— Start —
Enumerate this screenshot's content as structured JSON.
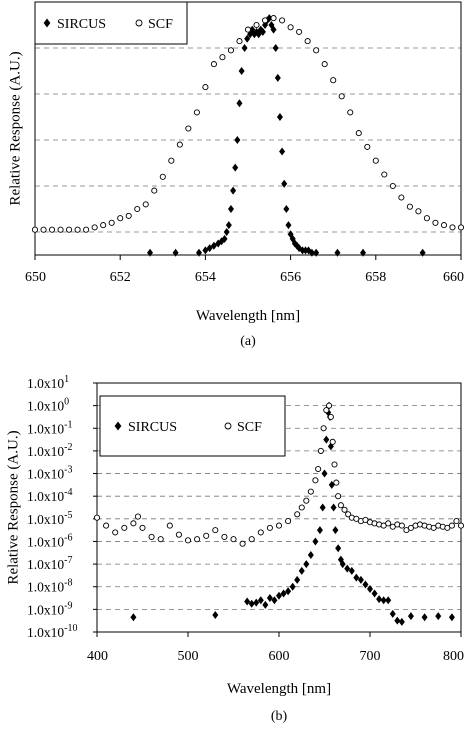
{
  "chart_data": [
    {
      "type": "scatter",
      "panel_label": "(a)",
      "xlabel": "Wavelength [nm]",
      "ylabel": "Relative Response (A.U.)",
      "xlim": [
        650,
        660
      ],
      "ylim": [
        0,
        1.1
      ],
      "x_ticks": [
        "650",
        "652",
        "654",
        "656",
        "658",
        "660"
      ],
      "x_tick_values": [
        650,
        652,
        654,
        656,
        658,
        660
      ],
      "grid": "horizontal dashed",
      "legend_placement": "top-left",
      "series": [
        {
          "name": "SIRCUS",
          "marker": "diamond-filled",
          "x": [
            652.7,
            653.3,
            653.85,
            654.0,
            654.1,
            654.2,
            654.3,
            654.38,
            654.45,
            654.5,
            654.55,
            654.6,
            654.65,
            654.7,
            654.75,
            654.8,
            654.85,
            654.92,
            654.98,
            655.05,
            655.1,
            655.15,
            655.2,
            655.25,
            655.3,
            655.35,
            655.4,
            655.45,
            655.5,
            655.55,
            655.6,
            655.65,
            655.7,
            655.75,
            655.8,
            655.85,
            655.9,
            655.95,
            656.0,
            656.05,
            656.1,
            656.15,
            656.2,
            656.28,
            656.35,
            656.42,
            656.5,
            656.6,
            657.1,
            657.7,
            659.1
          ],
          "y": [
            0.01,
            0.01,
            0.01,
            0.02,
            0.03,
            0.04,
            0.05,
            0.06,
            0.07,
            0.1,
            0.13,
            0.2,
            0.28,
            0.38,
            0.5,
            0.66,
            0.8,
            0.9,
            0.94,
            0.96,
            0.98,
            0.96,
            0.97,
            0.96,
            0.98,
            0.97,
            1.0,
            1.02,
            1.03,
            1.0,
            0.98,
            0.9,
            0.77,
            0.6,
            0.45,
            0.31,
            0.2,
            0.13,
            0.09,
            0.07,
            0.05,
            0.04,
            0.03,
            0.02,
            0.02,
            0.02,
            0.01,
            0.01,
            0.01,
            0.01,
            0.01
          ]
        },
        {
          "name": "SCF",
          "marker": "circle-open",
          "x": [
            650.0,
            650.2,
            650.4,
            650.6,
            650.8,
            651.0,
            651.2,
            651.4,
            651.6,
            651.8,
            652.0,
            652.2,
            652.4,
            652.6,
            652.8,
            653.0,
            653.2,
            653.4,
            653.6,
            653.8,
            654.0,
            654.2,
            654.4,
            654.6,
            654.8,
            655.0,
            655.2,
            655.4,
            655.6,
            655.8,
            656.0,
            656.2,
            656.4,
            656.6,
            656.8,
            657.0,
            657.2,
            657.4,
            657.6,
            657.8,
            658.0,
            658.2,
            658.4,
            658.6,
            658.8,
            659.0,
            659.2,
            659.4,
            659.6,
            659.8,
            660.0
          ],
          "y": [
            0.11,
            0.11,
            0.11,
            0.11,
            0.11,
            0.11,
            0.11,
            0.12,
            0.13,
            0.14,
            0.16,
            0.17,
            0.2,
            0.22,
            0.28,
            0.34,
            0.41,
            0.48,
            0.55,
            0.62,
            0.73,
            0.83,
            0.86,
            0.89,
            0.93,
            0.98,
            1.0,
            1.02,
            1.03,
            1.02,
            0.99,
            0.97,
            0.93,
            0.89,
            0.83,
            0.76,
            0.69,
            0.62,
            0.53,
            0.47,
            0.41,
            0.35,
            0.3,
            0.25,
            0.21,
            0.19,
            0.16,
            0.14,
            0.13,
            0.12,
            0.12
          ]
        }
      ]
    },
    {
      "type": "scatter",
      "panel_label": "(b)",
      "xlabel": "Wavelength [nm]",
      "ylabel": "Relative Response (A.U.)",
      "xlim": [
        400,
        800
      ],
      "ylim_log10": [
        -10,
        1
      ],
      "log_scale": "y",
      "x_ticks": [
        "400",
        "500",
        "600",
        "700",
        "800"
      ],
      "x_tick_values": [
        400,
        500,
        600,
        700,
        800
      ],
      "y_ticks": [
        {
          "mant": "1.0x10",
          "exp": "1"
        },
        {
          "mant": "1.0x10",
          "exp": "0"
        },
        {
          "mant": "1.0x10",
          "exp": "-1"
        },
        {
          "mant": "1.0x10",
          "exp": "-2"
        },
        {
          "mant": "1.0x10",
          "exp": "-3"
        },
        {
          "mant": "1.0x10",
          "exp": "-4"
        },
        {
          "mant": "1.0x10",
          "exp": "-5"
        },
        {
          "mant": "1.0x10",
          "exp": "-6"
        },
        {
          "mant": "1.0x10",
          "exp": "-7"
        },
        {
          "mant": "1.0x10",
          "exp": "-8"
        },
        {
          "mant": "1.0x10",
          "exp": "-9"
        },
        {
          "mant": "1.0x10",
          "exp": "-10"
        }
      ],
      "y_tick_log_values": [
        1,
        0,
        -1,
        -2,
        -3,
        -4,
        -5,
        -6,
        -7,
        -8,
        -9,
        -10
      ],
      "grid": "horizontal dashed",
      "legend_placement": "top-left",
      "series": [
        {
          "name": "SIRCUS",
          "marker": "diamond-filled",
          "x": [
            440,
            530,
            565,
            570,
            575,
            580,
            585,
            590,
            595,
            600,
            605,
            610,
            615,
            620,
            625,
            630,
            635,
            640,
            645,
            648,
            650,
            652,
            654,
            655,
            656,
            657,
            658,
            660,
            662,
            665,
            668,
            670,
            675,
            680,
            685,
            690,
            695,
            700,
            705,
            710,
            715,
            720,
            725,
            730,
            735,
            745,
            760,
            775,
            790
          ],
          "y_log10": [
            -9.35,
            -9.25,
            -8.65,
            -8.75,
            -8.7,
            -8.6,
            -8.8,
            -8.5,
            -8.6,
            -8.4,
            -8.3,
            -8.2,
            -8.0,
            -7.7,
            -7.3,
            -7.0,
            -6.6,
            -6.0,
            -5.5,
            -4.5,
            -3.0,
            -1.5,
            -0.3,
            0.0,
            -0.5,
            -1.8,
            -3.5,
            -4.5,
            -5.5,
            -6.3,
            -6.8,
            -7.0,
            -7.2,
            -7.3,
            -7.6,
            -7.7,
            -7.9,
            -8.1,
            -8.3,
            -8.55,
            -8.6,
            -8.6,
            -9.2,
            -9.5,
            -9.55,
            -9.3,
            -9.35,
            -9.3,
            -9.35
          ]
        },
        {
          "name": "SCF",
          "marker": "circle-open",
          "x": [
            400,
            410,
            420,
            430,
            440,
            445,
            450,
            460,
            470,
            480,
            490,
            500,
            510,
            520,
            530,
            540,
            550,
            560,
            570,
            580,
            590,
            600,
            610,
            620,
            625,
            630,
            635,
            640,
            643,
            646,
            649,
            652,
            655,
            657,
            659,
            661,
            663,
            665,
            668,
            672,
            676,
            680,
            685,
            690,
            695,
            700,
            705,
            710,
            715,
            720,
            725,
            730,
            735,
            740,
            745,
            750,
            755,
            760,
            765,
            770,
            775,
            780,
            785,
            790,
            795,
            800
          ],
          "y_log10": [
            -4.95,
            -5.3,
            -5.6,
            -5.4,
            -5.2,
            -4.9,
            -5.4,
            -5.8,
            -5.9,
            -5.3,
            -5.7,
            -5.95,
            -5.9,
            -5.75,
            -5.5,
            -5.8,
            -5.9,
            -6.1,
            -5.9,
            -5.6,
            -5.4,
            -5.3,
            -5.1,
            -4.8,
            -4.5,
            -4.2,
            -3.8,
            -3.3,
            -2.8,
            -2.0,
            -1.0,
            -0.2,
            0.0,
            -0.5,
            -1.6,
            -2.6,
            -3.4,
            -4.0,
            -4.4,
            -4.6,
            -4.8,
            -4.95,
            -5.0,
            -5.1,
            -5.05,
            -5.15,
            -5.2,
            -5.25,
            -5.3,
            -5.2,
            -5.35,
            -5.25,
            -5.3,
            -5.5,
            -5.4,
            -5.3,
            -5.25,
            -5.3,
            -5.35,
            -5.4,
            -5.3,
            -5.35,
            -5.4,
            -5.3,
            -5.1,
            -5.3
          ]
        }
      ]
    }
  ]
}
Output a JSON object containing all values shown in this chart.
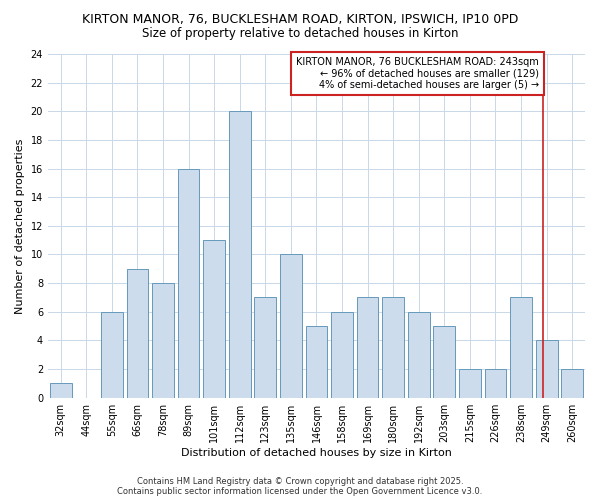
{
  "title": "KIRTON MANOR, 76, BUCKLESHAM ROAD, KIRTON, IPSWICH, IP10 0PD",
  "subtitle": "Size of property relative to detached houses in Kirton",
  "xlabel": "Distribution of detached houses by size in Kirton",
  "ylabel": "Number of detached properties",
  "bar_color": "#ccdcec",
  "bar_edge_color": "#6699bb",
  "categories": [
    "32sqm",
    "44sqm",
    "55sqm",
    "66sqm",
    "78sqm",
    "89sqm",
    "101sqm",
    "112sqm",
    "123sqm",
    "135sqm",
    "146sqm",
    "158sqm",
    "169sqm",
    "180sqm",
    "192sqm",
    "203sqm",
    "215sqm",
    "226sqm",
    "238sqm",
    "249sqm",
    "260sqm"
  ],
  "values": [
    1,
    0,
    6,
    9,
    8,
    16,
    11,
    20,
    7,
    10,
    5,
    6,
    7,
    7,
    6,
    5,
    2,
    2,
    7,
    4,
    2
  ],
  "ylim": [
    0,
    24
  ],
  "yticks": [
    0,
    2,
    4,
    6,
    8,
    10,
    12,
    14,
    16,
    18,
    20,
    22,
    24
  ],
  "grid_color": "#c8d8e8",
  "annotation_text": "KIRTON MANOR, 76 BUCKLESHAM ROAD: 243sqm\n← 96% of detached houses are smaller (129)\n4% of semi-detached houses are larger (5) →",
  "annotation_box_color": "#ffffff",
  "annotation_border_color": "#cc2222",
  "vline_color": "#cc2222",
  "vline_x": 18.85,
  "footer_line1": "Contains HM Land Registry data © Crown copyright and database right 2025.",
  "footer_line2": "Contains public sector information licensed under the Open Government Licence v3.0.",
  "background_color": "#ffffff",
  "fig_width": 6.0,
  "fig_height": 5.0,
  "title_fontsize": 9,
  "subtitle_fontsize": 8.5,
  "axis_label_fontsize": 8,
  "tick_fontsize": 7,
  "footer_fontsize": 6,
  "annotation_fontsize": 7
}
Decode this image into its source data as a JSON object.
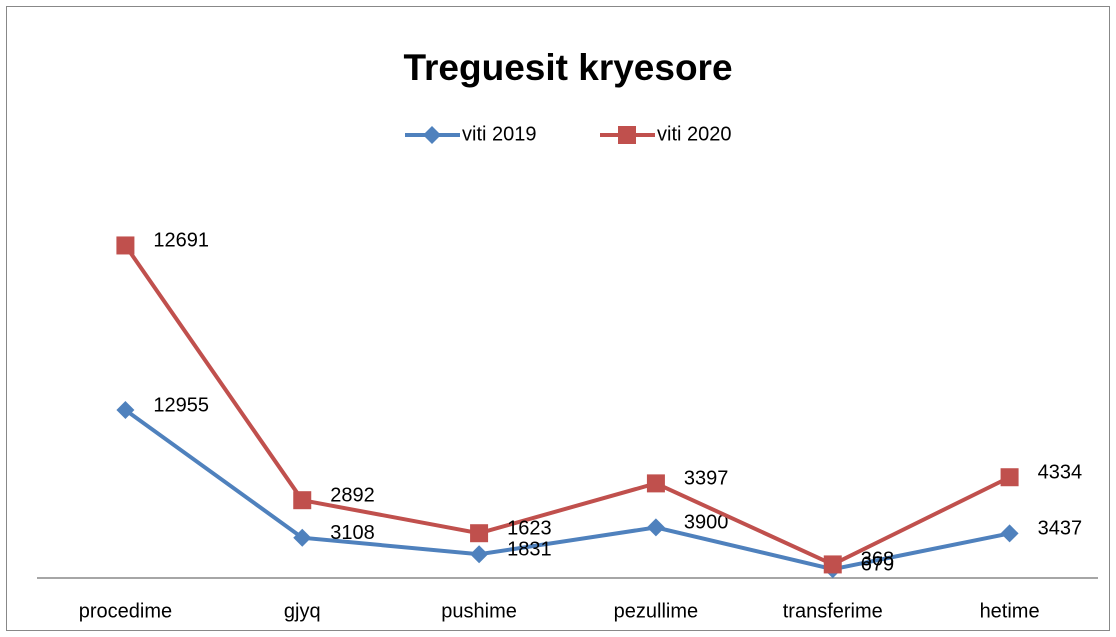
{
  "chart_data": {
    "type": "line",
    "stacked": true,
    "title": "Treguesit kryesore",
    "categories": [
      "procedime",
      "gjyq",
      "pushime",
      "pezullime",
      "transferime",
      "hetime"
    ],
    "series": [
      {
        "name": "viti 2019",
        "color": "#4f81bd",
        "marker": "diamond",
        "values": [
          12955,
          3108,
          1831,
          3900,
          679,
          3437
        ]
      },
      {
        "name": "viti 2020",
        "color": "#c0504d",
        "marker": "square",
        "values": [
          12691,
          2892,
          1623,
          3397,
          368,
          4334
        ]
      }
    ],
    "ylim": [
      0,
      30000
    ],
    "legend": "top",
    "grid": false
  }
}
— End —
TASK GOAL — Pick each line holding the word "JSON" out of the listing.

REPLY TO THE EXERCISE —
Enumerate this screenshot's content as structured JSON.
Output a JSON object containing all values shown in this chart.
Decode this image into its source data as a JSON object.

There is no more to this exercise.